● **Your instructions**
Can you write out the records unchanged, from the first line through the line that contains "table-row (0, 1087, 1212, 1118)", including both ends?
***** Listing *****
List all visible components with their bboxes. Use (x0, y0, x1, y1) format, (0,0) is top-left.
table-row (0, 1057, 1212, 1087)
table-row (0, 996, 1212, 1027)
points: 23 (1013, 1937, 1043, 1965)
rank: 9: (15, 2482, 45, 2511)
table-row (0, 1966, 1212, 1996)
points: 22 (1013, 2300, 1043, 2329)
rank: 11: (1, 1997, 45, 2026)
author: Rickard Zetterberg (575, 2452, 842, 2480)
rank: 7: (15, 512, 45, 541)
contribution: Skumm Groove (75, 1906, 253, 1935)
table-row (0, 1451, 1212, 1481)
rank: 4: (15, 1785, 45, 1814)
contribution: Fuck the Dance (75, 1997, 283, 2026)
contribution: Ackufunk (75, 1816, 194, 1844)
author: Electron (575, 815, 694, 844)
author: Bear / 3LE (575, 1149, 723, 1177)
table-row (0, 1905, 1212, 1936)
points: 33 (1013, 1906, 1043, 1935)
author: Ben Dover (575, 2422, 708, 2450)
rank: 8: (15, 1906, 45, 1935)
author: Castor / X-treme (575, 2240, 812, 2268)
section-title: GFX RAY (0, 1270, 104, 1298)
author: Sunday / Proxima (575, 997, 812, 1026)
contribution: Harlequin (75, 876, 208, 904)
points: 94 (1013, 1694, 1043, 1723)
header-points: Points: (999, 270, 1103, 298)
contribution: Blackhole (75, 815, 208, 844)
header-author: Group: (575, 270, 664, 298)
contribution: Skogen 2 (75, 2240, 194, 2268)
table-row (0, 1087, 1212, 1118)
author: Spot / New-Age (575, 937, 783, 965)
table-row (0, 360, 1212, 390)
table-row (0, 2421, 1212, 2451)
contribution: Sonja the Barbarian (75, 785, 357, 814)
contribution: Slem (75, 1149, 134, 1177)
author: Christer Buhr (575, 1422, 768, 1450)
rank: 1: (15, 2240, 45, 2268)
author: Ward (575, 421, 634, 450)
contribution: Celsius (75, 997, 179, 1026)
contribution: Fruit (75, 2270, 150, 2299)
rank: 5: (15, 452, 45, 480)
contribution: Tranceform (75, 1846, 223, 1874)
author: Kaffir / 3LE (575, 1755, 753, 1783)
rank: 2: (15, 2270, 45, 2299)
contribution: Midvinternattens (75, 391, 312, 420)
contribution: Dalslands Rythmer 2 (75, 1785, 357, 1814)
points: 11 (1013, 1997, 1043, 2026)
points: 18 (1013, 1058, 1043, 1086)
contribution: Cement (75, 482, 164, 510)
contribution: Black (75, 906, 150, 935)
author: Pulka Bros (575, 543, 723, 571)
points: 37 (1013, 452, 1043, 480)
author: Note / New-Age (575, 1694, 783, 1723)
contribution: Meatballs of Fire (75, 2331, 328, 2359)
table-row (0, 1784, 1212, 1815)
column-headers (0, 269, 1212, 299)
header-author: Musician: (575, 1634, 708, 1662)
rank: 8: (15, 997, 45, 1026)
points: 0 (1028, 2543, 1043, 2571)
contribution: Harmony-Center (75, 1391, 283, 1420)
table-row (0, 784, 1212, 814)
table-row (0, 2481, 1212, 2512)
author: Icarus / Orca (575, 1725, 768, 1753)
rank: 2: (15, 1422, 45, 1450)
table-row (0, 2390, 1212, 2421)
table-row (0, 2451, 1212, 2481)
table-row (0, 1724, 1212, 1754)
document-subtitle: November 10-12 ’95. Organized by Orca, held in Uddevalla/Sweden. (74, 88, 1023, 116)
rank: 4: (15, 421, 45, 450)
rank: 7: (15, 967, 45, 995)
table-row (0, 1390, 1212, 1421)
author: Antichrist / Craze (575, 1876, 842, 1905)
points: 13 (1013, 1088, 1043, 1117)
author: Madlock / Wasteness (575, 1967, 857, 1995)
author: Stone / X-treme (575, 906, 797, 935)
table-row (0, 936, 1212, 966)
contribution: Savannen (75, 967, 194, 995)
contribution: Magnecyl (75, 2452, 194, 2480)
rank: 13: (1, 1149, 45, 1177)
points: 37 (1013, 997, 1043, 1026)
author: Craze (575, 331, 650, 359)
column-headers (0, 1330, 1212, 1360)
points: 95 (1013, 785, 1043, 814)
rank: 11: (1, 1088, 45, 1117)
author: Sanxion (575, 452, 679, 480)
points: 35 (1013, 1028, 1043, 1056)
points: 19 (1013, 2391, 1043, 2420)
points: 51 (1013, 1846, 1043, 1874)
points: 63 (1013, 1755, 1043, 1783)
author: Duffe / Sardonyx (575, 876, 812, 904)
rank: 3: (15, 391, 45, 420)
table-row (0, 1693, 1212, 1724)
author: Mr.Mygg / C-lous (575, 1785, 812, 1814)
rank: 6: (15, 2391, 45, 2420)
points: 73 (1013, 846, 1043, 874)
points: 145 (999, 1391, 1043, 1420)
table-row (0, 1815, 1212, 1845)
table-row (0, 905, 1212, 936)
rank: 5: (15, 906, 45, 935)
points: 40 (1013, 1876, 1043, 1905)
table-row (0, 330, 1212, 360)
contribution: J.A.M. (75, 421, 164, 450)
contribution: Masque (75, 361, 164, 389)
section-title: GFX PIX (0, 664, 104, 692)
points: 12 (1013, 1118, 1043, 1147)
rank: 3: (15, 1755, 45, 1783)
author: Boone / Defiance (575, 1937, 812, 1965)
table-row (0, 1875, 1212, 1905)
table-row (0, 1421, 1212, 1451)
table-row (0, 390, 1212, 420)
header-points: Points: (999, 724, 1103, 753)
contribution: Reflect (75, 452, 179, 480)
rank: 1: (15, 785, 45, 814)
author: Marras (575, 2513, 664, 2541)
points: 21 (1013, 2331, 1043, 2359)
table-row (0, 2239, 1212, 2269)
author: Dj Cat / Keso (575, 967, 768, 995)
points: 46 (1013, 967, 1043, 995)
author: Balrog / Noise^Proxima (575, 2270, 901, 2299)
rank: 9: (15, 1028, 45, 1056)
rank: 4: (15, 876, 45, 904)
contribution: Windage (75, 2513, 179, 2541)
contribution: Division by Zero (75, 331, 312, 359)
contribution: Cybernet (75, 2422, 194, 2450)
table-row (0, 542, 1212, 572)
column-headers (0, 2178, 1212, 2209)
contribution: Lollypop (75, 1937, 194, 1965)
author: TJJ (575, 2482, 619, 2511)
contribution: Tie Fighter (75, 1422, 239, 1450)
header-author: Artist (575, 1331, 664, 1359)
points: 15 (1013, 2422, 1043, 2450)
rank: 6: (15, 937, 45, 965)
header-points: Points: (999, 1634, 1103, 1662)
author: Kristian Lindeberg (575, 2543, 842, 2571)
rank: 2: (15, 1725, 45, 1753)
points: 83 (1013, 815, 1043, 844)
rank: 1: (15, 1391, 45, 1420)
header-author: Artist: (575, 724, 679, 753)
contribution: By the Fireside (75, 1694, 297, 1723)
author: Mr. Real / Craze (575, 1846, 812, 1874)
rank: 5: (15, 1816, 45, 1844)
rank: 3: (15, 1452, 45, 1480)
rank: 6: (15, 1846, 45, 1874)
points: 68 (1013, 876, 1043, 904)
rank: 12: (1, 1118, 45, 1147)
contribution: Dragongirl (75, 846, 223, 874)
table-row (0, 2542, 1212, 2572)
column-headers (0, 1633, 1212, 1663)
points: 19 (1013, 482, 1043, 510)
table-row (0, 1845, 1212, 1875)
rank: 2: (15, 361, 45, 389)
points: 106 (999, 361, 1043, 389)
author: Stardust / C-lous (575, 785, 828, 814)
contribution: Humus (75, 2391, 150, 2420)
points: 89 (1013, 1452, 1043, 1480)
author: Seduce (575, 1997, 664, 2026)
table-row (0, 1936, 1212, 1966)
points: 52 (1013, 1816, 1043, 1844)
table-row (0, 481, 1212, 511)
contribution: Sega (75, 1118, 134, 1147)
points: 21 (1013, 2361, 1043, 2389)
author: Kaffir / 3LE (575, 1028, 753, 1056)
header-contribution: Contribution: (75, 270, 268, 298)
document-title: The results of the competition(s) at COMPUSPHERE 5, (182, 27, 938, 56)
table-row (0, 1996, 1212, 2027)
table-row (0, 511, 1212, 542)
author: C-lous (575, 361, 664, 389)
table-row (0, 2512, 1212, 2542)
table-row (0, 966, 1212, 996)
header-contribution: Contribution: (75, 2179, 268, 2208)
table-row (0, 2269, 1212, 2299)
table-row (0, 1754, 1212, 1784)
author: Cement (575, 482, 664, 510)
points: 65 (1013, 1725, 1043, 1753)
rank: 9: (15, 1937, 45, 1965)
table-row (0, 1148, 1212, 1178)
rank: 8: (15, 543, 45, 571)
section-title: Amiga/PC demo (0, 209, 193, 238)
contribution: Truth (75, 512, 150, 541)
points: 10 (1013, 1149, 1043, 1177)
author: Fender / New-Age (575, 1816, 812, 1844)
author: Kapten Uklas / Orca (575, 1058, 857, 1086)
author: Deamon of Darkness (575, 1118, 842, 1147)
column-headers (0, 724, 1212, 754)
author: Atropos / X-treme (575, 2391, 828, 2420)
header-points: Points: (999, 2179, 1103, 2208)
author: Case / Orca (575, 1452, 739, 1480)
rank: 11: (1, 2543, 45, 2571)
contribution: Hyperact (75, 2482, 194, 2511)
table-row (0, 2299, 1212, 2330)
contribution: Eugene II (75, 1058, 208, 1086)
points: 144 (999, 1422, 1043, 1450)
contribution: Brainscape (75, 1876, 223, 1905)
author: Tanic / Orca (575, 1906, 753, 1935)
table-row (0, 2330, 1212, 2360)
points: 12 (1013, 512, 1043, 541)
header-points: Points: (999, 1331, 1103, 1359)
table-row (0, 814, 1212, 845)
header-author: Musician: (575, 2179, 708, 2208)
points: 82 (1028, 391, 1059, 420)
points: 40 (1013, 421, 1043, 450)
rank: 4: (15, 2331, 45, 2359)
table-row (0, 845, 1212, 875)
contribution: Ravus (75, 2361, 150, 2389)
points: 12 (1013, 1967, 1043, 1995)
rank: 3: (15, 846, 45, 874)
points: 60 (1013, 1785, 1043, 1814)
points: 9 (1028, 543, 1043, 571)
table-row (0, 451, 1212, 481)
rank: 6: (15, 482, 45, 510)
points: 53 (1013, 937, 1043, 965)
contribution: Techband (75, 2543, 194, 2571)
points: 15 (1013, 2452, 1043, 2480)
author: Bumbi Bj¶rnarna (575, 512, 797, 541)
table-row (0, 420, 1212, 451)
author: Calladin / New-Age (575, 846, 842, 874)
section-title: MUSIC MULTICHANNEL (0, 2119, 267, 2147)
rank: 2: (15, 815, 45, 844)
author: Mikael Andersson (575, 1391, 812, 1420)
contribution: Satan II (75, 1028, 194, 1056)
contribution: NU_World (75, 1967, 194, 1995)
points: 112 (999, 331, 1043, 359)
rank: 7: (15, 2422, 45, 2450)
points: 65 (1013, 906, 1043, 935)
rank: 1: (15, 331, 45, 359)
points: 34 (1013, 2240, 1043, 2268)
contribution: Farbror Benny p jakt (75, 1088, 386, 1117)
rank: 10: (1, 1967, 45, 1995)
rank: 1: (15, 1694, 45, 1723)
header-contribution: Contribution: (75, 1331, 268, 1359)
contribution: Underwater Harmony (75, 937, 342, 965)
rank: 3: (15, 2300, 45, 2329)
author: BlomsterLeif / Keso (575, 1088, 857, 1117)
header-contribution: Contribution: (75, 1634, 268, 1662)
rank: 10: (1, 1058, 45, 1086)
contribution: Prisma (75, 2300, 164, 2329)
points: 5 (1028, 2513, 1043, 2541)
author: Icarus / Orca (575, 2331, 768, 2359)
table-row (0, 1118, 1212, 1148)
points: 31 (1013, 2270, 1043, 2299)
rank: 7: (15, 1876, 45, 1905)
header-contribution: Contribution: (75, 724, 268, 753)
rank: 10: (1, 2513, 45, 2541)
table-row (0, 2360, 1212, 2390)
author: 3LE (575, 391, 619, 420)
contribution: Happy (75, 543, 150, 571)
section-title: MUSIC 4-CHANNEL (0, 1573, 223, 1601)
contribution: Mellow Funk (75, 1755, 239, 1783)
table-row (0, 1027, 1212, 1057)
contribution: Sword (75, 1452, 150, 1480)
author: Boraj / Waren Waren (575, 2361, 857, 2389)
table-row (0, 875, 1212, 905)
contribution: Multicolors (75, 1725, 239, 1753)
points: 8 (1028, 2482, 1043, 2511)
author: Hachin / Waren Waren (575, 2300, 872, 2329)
*****
● **Result of this exercise**
List all visible components with their bboxes. Use (x0, y0, x1, y1) format, (0,0) is top-left.
table-row (0, 1057, 1212, 1087)
table-row (0, 996, 1212, 1027)
points: 23 (1013, 1937, 1043, 1965)
rank: 9: (15, 2482, 45, 2511)
table-row (0, 1966, 1212, 1996)
points: 22 (1013, 2300, 1043, 2329)
rank: 11: (1, 1997, 45, 2026)
author: Rickard Zetterberg (575, 2452, 842, 2480)
rank: 7: (15, 512, 45, 541)
contribution: Skumm Groove (75, 1906, 253, 1935)
table-row (0, 1451, 1212, 1481)
rank: 4: (15, 1785, 45, 1814)
contribution: Fuck the Dance (75, 1997, 283, 2026)
contribution: Ackufunk (75, 1816, 194, 1844)
author: Electron (575, 815, 694, 844)
author: Bear / 3LE (575, 1149, 723, 1177)
table-row (0, 1905, 1212, 1936)
points: 33 (1013, 1906, 1043, 1935)
author: Ben Dover (575, 2422, 708, 2450)
rank: 8: (15, 1906, 45, 1935)
author: Castor / X-treme (575, 2240, 812, 2268)
section-title: GFX RAY (0, 1270, 104, 1298)
author: Sunday / Proxima (575, 997, 812, 1026)
contribution: Harlequin (75, 876, 208, 904)
points: 94 (1013, 1694, 1043, 1723)
header-points: Points: (999, 270, 1103, 298)
contribution: Blackhole (75, 815, 208, 844)
header-author: Group: (575, 270, 664, 298)
contribution: Skogen 2 (75, 2240, 194, 2268)
table-row (0, 1087, 1212, 1118)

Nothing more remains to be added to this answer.